### EXERCISE DETAILS
Please give the entries again in full and exactly, without any picture.

[Records from a data source]
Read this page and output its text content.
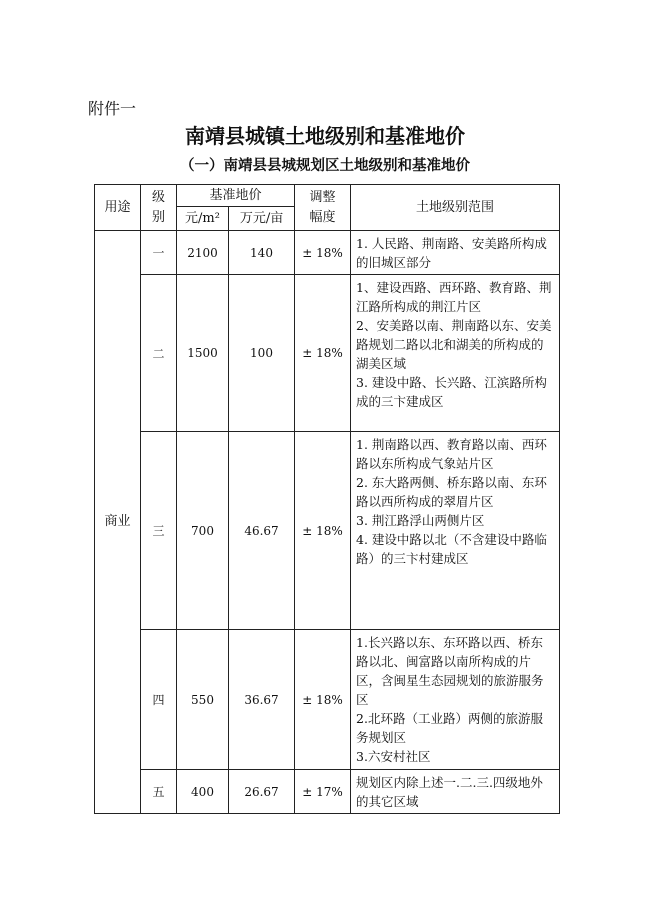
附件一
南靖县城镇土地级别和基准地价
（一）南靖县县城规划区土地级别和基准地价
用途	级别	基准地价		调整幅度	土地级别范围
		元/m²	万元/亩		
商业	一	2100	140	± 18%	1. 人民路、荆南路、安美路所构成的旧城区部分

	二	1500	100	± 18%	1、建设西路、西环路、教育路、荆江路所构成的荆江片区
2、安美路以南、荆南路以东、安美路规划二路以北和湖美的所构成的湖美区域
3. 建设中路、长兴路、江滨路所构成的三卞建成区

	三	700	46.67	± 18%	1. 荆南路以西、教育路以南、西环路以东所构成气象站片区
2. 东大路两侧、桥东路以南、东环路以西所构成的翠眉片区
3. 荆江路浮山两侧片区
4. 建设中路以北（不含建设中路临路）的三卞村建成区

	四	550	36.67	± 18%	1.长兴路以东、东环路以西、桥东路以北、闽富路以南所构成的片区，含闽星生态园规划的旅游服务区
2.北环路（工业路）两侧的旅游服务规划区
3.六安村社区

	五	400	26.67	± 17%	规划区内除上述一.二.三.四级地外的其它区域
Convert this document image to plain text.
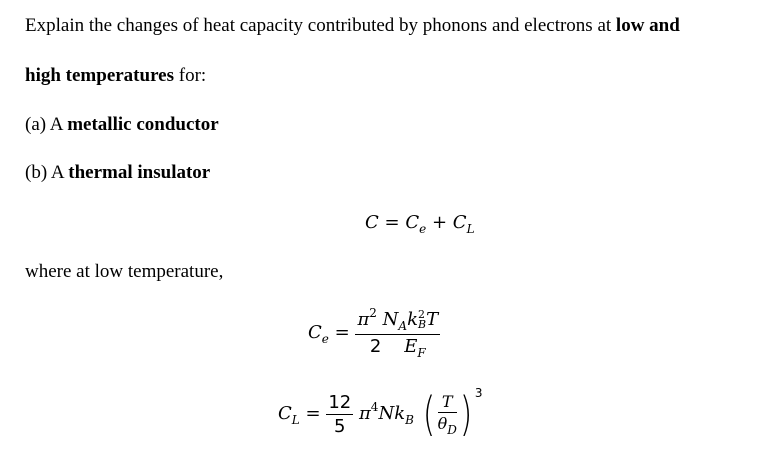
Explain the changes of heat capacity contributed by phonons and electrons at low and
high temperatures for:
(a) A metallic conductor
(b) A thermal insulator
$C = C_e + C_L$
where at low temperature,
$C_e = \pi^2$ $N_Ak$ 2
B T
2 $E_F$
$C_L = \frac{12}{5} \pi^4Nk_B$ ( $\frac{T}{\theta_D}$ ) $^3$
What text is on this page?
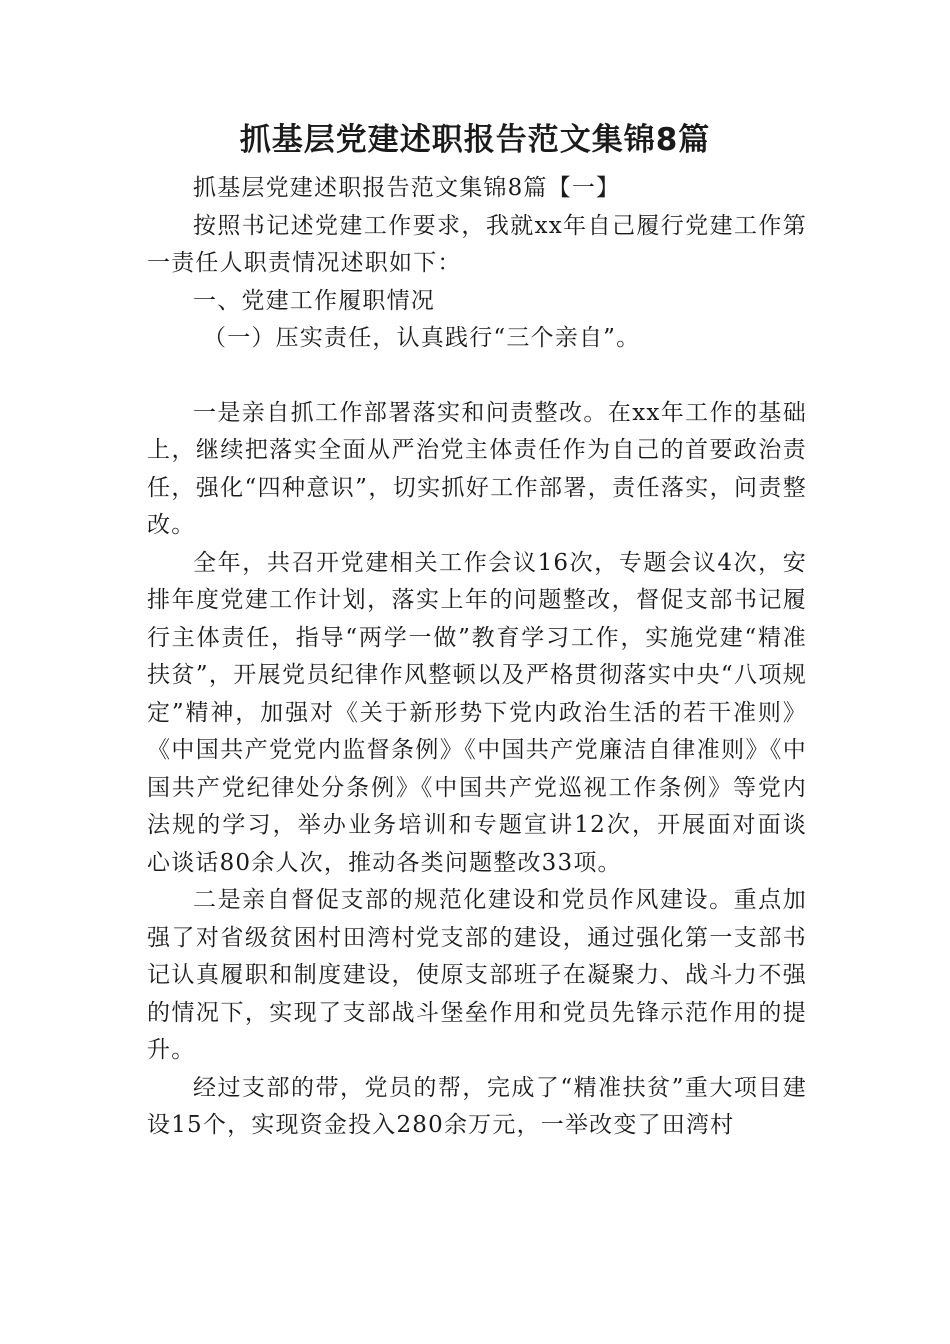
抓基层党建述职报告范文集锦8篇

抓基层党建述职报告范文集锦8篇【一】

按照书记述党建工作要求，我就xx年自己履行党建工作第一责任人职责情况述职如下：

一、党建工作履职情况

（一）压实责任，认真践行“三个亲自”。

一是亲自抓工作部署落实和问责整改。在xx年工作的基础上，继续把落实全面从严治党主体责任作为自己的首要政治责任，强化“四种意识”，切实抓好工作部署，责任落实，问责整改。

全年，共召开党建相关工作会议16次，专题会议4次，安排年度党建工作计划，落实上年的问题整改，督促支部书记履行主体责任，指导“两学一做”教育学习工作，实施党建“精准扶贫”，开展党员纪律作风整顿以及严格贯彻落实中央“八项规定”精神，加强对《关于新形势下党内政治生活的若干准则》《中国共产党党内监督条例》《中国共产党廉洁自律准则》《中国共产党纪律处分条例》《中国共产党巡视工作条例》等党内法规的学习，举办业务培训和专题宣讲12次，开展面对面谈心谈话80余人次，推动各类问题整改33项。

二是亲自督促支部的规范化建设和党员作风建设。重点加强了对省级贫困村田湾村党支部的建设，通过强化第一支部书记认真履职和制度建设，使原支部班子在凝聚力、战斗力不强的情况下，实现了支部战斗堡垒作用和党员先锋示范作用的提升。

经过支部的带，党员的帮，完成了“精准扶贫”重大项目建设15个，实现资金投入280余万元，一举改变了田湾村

### WRITTEN RESPONSE
Read this page and output its text content.
附件一
南靖县城镇土地级别和基准地价
（一）南靖县县城规划区土地级别和基准地价
用途	级别	基准地价		调整幅度	土地级别范围
		元/m²	万元/亩		
商业	一	2100	140	± 18%	1. 人民路、荆南路、安美路所构成的旧城区部分

	二	1500	100	± 18%	1、建设西路、西环路、教育路、荆江路所构成的荆江片区
2、安美路以南、荆南路以东、安美路规划二路以北和湖美的所构成的湖美区域
3. 建设中路、长兴路、江滨路所构成的三卞建成区

	三	700	46.67	± 18%	1. 荆南路以西、教育路以南、西环路以东所构成气象站片区
2. 东大路两侧、桥东路以南、东环路以西所构成的翠眉片区
3. 荆江路浮山两侧片区
4. 建设中路以北（不含建设中路临路）的三卞村建成区

	四	550	36.67	± 18%	1.长兴路以东、东环路以西、桥东路以北、闽富路以南所构成的片区，含闽星生态园规划的旅游服务区
2.北环路（工业路）两侧的旅游服务规划区
3.六安村社区

	五	400	26.67	± 17%	规划区内除上述一.二.三.四级地外的其它区域
Convert this document image to plain text.
Explain the changes of heat capacity contributed by phonons and electrons at low and
high temperatures for:
(a) A metallic conductor
(b) A thermal insulator
$C = C_e + C_L$
where at low temperature,
$C_e = \pi^2$ $N_Ak$ 2
B T
2 $E_F$
$C_L = \frac{12}{5} \pi^4Nk_B$ ( $\frac{T}{\theta_D}$ ) $^3$
What text is on this page?
抓基层党建述职报告范文集锦8篇

抓基层党建述职报告范文集锦8篇【一】

按照书记述党建工作要求，我就xx年自己履行党建工作第一责任人职责情况述职如下：

一、党建工作履职情况

（一）压实责任，认真践行“三个亲自”。

一是亲自抓工作部署落实和问责整改。在xx年工作的基础上，继续把落实全面从严治党主体责任作为自己的首要政治责任，强化“四种意识”，切实抓好工作部署，责任落实，问责整改。

全年，共召开党建相关工作会议16次，专题会议4次，安排年度党建工作计划，落实上年的问题整改，督促支部书记履行主体责任，指导“两学一做”教育学习工作，实施党建“精准扶贫”，开展党员纪律作风整顿以及严格贯彻落实中央“八项规定”精神，加强对《关于新形势下党内政治生活的若干准则》《中国共产党党内监督条例》《中国共产党廉洁自律准则》《中国共产党纪律处分条例》《中国共产党巡视工作条例》等党内法规的学习，举办业务培训和专题宣讲12次，开展面对面谈心谈话80余人次，推动各类问题整改33项。

二是亲自督促支部的规范化建设和党员作风建设。重点加强了对省级贫困村田湾村党支部的建设，通过强化第一支部书记认真履职和制度建设，使原支部班子在凝聚力、战斗力不强的情况下，实现了支部战斗堡垒作用和党员先锋示范作用的提升。

经过支部的带，党员的帮，完成了“精准扶贫”重大项目建设15个，实现资金投入280余万元，一举改变了田湾村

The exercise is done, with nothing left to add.